*Required action 1*:
Answer these questions from the passage on writing tests from a stub:
(a) Besides compiling, what should the stub deliberately do?
(b) What should the stub be treated as an interface to?
(c) What value does the alternative stub body return?
*Required action 2*:
Please copy the passage on writing tests from a stub word for word, from "Start with a" up to and including "negative numbers, etc.".

Start with a stub of the function/class/component that you want to develop. It should compile, but deliberately not (yet) do what it is supposed to do.
For example:
public int divideNumbers(int num1, int num2)
{
throw new NotImplementedException();
}
or
return -42;
Think about the intended behavior, treating the stub as an interface to a black box. Don't care about the implementation (yet). Think about the "contract" of the interface: X goes in, Y goes out.
Identify standard cases and important egde cases. Write tests for them.
For integer division (assuming we would write it from scratch) there are actually quite a couple of cases to consider: With and without remainder, n/1, n/0, 0/n, 0/0, negative numbers, etc.

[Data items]
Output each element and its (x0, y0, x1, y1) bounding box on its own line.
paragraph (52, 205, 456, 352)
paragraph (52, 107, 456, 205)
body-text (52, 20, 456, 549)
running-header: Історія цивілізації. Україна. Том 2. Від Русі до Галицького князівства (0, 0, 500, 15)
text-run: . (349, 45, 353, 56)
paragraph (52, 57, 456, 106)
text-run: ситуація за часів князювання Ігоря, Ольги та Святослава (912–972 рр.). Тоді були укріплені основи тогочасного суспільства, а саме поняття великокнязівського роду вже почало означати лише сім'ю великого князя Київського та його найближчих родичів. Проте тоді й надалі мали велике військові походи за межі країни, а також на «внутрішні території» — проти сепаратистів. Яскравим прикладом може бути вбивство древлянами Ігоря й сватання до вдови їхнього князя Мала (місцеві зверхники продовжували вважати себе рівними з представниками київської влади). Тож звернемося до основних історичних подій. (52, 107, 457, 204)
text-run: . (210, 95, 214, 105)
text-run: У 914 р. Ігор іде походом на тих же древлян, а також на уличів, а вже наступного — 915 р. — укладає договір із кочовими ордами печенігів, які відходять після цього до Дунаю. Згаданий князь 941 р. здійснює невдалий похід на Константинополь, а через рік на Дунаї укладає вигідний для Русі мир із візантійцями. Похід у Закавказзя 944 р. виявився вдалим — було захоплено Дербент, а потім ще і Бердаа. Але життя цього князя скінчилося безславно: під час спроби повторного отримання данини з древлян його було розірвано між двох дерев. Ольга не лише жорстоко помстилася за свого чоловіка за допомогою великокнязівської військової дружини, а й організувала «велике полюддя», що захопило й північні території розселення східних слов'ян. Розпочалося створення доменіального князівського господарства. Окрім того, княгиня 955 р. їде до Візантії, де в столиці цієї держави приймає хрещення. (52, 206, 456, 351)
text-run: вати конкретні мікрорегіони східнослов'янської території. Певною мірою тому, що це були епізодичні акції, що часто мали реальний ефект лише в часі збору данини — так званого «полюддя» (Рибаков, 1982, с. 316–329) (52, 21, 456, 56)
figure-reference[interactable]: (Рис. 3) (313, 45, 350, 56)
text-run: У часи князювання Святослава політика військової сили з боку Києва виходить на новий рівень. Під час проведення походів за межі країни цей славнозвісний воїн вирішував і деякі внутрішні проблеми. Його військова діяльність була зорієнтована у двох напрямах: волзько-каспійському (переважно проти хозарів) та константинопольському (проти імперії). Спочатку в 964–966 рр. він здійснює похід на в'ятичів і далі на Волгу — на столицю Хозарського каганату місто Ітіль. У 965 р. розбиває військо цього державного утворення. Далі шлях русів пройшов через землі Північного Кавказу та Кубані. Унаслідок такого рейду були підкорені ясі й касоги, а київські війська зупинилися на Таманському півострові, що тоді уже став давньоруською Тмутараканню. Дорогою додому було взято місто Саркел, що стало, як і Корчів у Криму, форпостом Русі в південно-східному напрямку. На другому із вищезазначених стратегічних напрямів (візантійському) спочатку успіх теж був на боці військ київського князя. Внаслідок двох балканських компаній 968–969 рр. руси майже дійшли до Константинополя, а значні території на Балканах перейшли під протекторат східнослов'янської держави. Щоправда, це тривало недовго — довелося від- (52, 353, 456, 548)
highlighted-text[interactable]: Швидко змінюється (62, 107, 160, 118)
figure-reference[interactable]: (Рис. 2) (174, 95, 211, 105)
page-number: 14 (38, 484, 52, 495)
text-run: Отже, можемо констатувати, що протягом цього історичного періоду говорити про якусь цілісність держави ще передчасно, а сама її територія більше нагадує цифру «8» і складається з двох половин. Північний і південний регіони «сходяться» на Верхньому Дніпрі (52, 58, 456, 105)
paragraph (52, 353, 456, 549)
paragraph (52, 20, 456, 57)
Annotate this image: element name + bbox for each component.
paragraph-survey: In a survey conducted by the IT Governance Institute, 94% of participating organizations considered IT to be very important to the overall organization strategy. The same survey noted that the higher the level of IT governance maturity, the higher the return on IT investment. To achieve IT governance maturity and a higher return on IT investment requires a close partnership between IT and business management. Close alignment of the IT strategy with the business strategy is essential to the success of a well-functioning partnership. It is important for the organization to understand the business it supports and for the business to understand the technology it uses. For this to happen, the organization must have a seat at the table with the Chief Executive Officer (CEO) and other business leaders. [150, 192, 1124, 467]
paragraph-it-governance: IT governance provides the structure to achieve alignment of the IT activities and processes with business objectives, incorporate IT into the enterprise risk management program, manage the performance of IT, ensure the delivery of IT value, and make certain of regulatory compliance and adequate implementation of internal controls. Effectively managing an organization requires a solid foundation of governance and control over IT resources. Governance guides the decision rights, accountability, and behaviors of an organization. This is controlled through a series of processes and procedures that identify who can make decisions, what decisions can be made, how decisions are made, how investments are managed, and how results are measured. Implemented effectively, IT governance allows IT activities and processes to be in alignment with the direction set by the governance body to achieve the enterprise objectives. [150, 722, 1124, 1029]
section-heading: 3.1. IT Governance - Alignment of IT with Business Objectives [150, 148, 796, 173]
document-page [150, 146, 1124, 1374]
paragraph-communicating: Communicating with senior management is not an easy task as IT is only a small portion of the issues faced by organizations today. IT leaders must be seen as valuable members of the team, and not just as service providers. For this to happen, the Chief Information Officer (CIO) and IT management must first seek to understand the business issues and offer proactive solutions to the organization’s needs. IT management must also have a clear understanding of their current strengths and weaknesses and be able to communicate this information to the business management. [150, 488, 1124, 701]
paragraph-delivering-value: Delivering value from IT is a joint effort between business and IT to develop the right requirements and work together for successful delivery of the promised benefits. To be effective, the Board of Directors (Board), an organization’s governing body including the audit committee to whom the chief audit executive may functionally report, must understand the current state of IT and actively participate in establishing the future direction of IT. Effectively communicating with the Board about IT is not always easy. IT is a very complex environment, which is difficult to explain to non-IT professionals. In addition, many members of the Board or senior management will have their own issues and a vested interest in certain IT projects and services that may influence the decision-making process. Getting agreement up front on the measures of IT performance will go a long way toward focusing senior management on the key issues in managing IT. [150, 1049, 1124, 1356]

*Output 1*:
(a) It should deliberately not (yet) do what it is supposed to do.
(b) A black box.
(c) -42.

*Output 2*:
Start with a stub of the function/class/component that you want to develop. It should compile, but deliberately not (yet) do what it is supposed to do.
For example:
public int divideNumbers(int num1, int num2)
{
throw new NotImplementedException();
}
or
return -42;
Think about the intended behavior, treating the stub as an interface to a black box. Don't care about the implementation (yet). Think about the "contract" of the interface: X goes in, Y goes out.
Identify standard cases and important egde cases. Write tests for them.
For integer division (assuming we would write it from scratch) there are actually quite a couple of cases to consider: With and without remainder, n/1, n/0, 0/n, 0/0, negative numbers, etc.